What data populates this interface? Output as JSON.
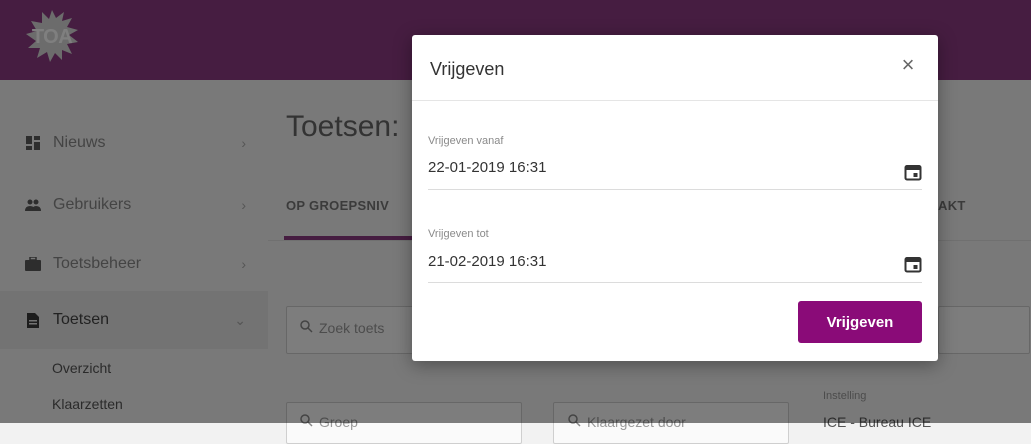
{
  "app": {
    "logo_text": "TOA"
  },
  "sidebar": {
    "items": [
      {
        "label": "Nieuws",
        "icon": "dashboard-icon"
      },
      {
        "label": "Gebruikers",
        "icon": "users-icon"
      },
      {
        "label": "Toetsbeheer",
        "icon": "briefcase-icon"
      },
      {
        "label": "Toetsen",
        "icon": "document-icon"
      }
    ],
    "subitems": [
      "Overzicht",
      "Klaarzetten"
    ]
  },
  "main": {
    "title": "Toetsen:",
    "tabs": [
      {
        "label": "OP GROEPSNIV"
      },
      {
        "label": "AKT"
      }
    ],
    "search_placeholder": "Zoek toets",
    "groep_placeholder": "Groep",
    "klaargezet_placeholder": "Klaargezet door",
    "instelling": {
      "label": "Instelling",
      "value": "ICE - Bureau ICE"
    }
  },
  "modal": {
    "title": "Vrijgeven",
    "close_label": "×",
    "from": {
      "label": "Vrijgeven vanaf",
      "value": "22-01-2019 16:31"
    },
    "to": {
      "label": "Vrijgeven tot",
      "value": "21-02-2019 16:31"
    },
    "submit_label": "Vrijgeven"
  },
  "colors": {
    "brand": "#8c3b82",
    "button": "#8a0b78"
  }
}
# # # # #
▶ _AIM_
Images in the data above are to be skipped. Retype all other material exactly.

▶ _EXERCISE ANSWER_
What data populates this interface? Output as JSON.
{
  "app": {
    "logo_text": "TOA"
  },
  "sidebar": {
    "items": [
      {
        "label": "Nieuws",
        "icon": "dashboard-icon"
      },
      {
        "label": "Gebruikers",
        "icon": "users-icon"
      },
      {
        "label": "Toetsbeheer",
        "icon": "briefcase-icon"
      },
      {
        "label": "Toetsen",
        "icon": "document-icon"
      }
    ],
    "subitems": [
      "Overzicht",
      "Klaarzetten"
    ]
  },
  "main": {
    "title": "Toetsen:",
    "tabs": [
      {
        "label": "OP GROEPSNIV"
      },
      {
        "label": "AKT"
      }
    ],
    "search_placeholder": "Zoek toets",
    "groep_placeholder": "Groep",
    "klaargezet_placeholder": "Klaargezet door",
    "instelling": {
      "label": "Instelling",
      "value": "ICE - Bureau ICE"
    }
  },
  "modal": {
    "title": "Vrijgeven",
    "close_label": "×",
    "from": {
      "label": "Vrijgeven vanaf",
      "value": "22-01-2019 16:31"
    },
    "to": {
      "label": "Vrijgeven tot",
      "value": "21-02-2019 16:31"
    },
    "submit_label": "Vrijgeven"
  },
  "colors": {
    "brand": "#8c3b82",
    "button": "#8a0b78"
  }
}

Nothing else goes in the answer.